[发明专利]蛋白质纯化的方法及系统

说明书

本申请是针对申请号为201010175478.x、申请日为2010年5月14日的中国发明专利申请的分案申请。

本申请要求2009年05月15日申请的美国临时申请案第61/178,816号的优先权。前述申请所公开的内容全都作为本申请说明书的参考数据。

技术领域

本发明涉及一种蛋白质纯化的方法及系统，更具体地说，本发明涉及使用淀粉结合蛋白的方法及系统。

背景技术

通过微生物系统表达以生产蛋白质已成为高价、医药用蛋白质的主要来源。纯化及回收重组蛋白是设计发酵过程中的一个重要考虑因素。而蛋白质纯化的传统方法可用于分离产物，改良方法包含重组蛋白质的使用。重组蛋白可以通过亲和管柱层析法纯化，重组蛋白的所需成分通过其共价性连接至多肽，多肽与亲和性基质（亲和介质）相连接，从而完成纯化。

存在某些通过亲和性管柱层析原理用于分离蛋白质的系统。

##########

请从专利说明中含有“本申请要求2009年05月1”的那处起笔，抄到“存在某些通过亲和性管柱层析原理用于分离蛋白质的系统。”为止，一字不改地录下。 下面的清单取自别处，并非出自这篇专利说明。

→ 所附清单:
##########

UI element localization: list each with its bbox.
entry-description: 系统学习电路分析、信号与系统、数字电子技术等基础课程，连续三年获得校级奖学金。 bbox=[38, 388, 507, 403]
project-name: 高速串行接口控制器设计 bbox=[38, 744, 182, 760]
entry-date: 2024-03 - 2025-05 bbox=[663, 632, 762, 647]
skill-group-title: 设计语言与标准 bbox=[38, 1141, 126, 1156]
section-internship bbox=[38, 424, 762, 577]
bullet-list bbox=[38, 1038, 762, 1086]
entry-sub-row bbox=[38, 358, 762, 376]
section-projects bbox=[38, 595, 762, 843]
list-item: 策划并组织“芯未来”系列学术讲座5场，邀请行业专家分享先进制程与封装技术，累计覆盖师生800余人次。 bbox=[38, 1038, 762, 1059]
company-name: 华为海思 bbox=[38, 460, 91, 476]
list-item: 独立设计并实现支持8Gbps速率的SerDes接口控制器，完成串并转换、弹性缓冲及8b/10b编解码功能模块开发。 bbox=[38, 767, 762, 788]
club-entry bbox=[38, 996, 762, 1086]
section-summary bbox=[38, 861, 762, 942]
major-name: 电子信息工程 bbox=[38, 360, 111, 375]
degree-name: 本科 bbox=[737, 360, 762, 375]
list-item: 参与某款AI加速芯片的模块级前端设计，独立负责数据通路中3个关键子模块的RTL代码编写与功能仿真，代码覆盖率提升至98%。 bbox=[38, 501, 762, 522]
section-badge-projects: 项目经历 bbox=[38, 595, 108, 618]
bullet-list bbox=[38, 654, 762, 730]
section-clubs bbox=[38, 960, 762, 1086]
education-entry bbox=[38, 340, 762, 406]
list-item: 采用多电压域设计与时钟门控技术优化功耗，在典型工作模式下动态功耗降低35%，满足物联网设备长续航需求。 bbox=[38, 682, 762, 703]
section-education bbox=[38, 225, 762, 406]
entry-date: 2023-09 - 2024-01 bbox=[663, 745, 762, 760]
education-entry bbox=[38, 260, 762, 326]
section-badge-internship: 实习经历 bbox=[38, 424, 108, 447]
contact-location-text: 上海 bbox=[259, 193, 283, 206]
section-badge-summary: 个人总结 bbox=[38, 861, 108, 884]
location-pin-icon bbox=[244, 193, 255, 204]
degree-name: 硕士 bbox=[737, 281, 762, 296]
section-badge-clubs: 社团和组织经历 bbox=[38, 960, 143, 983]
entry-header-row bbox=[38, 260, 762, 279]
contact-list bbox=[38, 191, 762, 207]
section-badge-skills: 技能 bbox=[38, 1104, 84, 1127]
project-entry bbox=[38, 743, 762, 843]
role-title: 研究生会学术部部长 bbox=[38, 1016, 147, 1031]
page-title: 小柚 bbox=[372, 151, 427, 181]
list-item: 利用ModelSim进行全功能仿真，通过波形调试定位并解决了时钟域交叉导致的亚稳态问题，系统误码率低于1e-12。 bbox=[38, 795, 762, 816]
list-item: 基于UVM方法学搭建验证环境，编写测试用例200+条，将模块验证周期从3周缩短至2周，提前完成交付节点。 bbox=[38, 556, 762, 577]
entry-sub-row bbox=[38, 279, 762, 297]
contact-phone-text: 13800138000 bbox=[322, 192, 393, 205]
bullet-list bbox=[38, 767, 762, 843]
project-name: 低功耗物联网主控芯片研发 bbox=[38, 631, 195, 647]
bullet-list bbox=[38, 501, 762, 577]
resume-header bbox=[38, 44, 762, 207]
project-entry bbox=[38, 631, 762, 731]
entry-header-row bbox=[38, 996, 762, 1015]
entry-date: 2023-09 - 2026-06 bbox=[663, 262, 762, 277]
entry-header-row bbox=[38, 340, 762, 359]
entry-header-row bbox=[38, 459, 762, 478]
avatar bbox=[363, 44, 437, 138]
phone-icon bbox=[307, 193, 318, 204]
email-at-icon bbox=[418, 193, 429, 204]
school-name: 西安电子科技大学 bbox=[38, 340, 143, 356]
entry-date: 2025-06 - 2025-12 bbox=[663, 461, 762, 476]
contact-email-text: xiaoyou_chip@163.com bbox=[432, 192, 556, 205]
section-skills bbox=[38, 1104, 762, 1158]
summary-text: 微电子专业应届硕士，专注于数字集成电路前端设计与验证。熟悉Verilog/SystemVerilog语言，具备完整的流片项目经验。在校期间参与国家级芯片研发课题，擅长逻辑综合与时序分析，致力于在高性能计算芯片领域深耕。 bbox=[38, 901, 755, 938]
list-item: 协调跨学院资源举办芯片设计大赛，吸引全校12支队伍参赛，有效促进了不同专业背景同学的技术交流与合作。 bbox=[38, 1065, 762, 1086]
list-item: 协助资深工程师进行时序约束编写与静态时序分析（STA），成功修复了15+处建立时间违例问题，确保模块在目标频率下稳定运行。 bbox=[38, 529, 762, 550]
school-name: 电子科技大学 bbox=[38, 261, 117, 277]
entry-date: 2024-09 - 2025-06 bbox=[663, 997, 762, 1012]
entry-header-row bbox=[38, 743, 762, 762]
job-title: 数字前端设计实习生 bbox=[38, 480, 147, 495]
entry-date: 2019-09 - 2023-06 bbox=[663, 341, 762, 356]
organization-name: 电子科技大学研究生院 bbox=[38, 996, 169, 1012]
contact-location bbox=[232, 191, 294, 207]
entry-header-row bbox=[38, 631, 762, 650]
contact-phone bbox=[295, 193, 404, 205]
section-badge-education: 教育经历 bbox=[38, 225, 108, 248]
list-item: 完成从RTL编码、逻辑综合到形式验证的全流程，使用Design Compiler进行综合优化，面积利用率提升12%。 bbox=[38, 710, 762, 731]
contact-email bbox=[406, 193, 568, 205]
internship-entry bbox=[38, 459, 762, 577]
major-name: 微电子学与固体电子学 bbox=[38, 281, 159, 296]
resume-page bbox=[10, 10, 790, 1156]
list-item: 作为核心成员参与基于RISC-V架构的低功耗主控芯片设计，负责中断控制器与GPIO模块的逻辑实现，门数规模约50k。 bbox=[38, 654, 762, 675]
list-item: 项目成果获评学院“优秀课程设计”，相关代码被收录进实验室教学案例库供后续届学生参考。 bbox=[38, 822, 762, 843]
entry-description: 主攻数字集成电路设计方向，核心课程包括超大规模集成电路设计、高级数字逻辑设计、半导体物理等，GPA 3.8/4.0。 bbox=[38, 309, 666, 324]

##########

→ 作答内容:
本申请要求2009年05月15日申请的美国临时申请案第61/178,816号的优先权。前述申请所公开的内容全都作为本申请说明书的参考数据。

技术领域

本发明涉及一种蛋白质纯化的方法及系统，更具体地说，本发明涉及使用淀粉结合蛋白的方法及系统。

背景技术

通过微生物系统表达以生产蛋白质已成为高价、医药用蛋白质的主要来源。纯化及回收重组蛋白是设计发酵过程中的一个重要考虑因素。而蛋白质纯化的传统方法可用于分离产物，改良方法包含重组蛋白质的使用。重组蛋白可以通过亲和管柱层析法纯化，重组蛋白的所需成分通过其共价性连接至多肽，多肽与亲和性基质（亲和介质）相连接，从而完成纯化。

存在某些通过亲和性管柱层析原理用于分离蛋白质的系统。